Stated problem
Quote every line below exactly and skip any picture.
** Start of Entries provided **
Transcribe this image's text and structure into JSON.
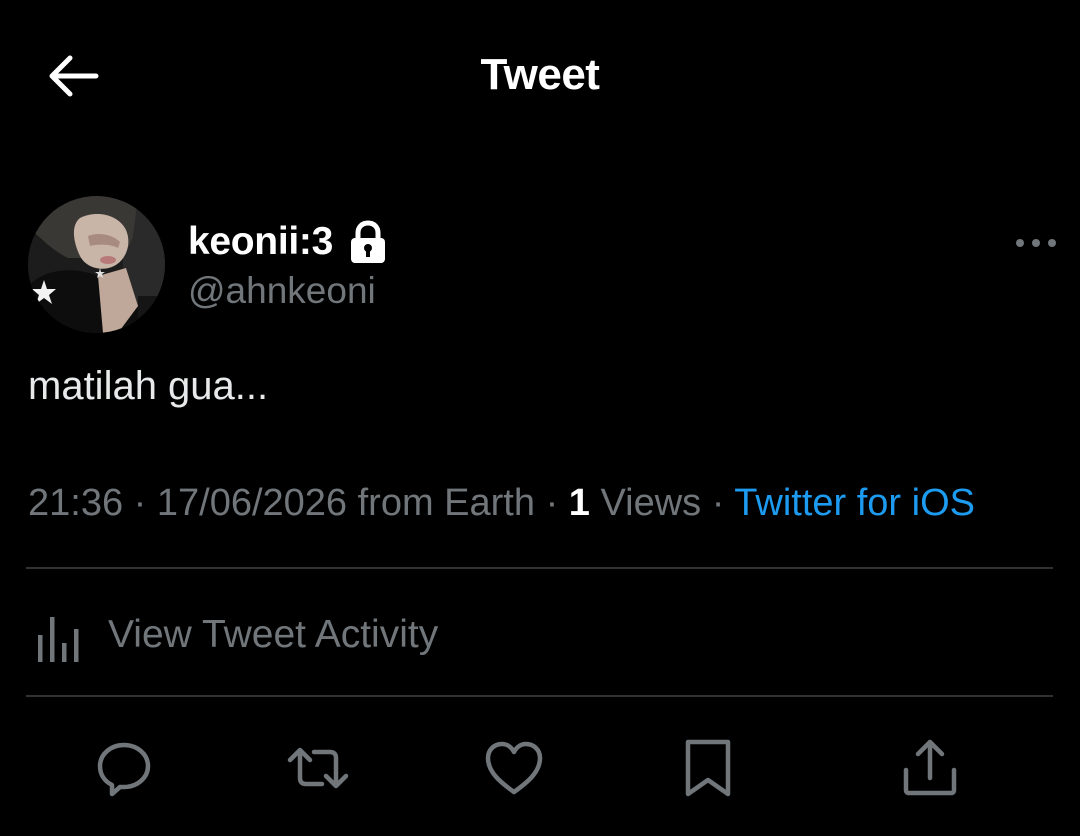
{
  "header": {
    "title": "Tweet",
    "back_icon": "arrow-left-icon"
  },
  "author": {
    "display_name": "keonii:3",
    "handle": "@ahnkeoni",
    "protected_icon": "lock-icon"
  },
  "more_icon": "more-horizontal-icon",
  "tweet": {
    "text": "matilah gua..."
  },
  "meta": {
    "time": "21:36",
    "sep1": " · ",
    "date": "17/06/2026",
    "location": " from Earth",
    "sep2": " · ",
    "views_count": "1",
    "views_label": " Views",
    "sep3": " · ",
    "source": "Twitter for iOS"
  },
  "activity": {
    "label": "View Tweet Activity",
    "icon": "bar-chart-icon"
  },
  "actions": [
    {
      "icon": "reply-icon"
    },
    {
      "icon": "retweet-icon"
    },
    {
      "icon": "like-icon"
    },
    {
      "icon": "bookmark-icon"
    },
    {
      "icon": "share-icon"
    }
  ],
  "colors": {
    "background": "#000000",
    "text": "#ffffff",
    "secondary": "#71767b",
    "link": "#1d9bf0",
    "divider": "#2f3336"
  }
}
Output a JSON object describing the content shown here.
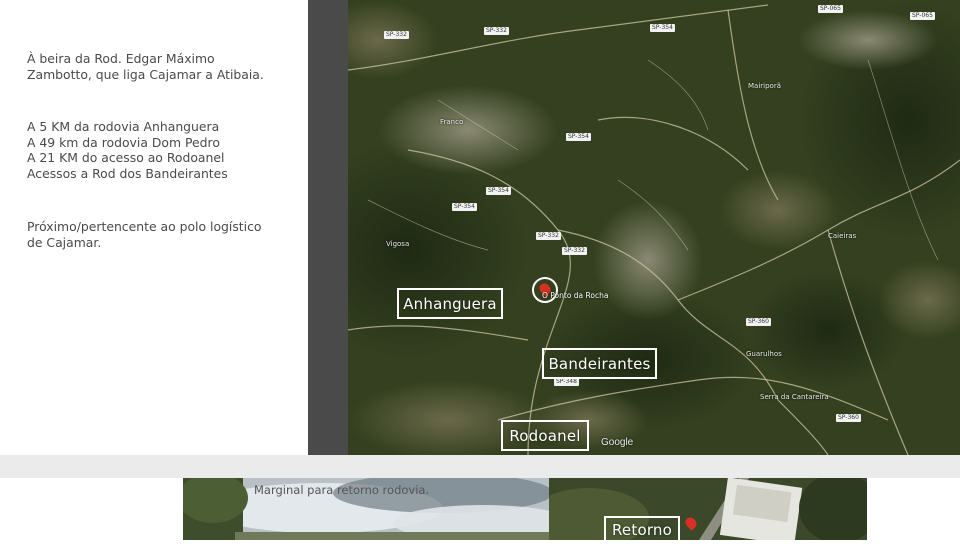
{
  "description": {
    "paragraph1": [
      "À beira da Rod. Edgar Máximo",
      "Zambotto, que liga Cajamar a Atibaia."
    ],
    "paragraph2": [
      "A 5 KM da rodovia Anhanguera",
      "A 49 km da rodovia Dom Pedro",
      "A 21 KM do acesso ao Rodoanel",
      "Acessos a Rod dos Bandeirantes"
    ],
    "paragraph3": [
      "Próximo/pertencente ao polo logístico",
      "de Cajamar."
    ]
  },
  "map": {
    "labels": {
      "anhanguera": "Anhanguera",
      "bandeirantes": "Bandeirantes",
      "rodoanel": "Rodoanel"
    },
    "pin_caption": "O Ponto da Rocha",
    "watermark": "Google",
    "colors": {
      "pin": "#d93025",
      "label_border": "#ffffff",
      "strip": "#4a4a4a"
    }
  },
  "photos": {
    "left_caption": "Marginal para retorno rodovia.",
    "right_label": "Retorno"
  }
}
** End of Entries provided **
Task response
Transcribe this image's text and structure into JSON.
{
  "header": {
    "title": "Tweet",
    "back_icon": "arrow-left-icon"
  },
  "author": {
    "display_name": "keonii:3",
    "handle": "@ahnkeoni",
    "protected_icon": "lock-icon"
  },
  "more_icon": "more-horizontal-icon",
  "tweet": {
    "text": "matilah gua..."
  },
  "meta": {
    "time": "21:36",
    "sep1": " · ",
    "date": "17/06/2026",
    "location": " from Earth",
    "sep2": " · ",
    "views_count": "1",
    "views_label": " Views",
    "sep3": " · ",
    "source": "Twitter for iOS"
  },
  "activity": {
    "label": "View Tweet Activity",
    "icon": "bar-chart-icon"
  },
  "actions": [
    {
      "icon": "reply-icon"
    },
    {
      "icon": "retweet-icon"
    },
    {
      "icon": "like-icon"
    },
    {
      "icon": "bookmark-icon"
    },
    {
      "icon": "share-icon"
    }
  ],
  "colors": {
    "background": "#000000",
    "text": "#ffffff",
    "secondary": "#71767b",
    "link": "#1d9bf0",
    "divider": "#2f3336"
  }
}
Output a JSON object describing the content shown here.
{
  "description": {
    "paragraph1": [
      "À beira da Rod. Edgar Máximo",
      "Zambotto, que liga Cajamar a Atibaia."
    ],
    "paragraph2": [
      "A 5 KM da rodovia Anhanguera",
      "A 49 km da rodovia Dom Pedro",
      "A 21 KM do acesso ao Rodoanel",
      "Acessos a Rod dos Bandeirantes"
    ],
    "paragraph3": [
      "Próximo/pertencente ao polo logístico",
      "de Cajamar."
    ]
  },
  "map": {
    "labels": {
      "anhanguera": "Anhanguera",
      "bandeirantes": "Bandeirantes",
      "rodoanel": "Rodoanel"
    },
    "pin_caption": "O Ponto da Rocha",
    "watermark": "Google",
    "colors": {
      "pin": "#d93025",
      "label_border": "#ffffff",
      "strip": "#4a4a4a"
    }
  },
  "photos": {
    "left_caption": "Marginal para retorno rodovia.",
    "right_label": "Retorno"
  }
}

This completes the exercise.